■ Your objective ■
Find the lines with the string "name" and return them.
***** Record excerpts *****
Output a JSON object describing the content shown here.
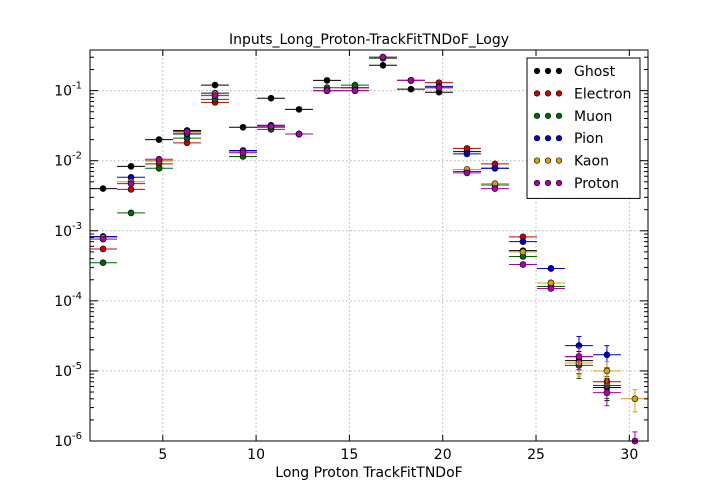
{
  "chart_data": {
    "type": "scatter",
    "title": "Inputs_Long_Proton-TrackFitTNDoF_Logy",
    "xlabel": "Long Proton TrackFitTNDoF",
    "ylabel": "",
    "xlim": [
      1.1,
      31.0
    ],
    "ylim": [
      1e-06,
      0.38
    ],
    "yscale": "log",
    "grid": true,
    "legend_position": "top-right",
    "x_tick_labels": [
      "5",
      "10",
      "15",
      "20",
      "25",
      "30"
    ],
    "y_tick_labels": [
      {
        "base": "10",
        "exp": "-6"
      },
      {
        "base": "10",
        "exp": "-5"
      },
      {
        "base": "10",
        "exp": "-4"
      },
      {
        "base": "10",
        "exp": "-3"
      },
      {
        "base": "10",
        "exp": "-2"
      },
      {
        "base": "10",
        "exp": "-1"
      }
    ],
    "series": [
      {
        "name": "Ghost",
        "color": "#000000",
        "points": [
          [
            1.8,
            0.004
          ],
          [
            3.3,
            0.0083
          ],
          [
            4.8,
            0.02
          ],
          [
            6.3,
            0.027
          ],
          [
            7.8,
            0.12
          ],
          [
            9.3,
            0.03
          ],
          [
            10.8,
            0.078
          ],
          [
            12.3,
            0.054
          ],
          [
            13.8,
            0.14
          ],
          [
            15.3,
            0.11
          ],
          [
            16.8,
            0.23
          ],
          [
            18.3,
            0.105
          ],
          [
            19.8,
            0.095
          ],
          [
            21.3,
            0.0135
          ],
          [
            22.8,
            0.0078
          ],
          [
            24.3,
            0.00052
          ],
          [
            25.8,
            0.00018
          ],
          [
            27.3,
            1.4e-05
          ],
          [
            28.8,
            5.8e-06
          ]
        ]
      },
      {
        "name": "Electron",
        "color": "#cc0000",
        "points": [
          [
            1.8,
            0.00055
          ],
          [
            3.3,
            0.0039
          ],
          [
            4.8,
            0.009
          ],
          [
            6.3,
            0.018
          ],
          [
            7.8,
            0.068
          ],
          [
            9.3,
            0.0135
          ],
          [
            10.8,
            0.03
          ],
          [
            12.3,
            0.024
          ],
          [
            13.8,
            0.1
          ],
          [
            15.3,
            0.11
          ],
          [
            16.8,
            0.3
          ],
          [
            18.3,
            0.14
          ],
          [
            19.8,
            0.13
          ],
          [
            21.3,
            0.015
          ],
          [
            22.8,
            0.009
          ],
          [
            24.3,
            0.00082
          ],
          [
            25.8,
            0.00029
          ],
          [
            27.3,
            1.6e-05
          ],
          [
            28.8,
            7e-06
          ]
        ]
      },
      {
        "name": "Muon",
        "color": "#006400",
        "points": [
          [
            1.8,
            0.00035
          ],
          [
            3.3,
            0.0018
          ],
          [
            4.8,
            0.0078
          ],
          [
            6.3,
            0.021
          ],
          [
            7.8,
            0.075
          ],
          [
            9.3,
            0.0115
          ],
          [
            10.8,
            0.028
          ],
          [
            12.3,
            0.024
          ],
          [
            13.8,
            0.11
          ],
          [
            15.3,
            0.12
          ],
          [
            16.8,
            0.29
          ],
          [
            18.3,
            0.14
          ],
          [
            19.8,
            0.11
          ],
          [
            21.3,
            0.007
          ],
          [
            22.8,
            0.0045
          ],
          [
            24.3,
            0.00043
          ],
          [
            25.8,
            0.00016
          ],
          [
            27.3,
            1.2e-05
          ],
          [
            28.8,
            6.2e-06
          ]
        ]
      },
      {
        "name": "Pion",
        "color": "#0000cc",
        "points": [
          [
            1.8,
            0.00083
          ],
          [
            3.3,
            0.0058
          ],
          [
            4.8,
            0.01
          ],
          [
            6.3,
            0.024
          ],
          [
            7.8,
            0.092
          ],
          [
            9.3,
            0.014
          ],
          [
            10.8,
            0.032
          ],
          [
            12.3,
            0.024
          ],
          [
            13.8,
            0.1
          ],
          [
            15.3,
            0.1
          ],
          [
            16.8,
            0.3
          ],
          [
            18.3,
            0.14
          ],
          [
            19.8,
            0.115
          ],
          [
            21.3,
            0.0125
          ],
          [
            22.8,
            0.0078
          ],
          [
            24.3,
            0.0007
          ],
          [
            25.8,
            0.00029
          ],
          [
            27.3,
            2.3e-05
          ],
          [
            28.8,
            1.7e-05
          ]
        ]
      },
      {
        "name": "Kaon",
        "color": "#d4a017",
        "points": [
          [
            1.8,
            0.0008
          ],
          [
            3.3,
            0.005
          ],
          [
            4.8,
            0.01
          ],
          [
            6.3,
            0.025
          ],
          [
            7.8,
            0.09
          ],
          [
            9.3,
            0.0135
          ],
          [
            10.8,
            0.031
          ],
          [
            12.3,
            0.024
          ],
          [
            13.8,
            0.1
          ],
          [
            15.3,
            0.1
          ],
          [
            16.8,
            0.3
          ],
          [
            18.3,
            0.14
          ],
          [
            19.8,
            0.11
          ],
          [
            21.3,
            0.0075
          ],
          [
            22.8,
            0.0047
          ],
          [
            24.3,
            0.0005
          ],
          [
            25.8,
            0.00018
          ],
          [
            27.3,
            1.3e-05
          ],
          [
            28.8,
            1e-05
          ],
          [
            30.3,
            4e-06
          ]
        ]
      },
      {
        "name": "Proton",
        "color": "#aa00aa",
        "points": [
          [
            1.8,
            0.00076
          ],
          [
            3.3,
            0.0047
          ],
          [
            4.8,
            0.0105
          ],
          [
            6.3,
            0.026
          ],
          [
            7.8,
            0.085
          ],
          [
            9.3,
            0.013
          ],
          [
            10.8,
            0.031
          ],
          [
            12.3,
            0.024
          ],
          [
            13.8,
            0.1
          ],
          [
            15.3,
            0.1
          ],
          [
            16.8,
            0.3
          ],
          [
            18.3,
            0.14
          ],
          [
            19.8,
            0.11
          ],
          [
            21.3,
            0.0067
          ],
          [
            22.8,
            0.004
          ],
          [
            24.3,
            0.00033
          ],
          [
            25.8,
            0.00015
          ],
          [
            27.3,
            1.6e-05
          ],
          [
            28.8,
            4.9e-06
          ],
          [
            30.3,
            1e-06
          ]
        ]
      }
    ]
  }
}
*****
■ Complete output ■
        "name": "Ghost",
        "name": "Electron",
        "name": "Muon",
        "name": "Pion",
        "name": "Kaon",
        "name": "Proton",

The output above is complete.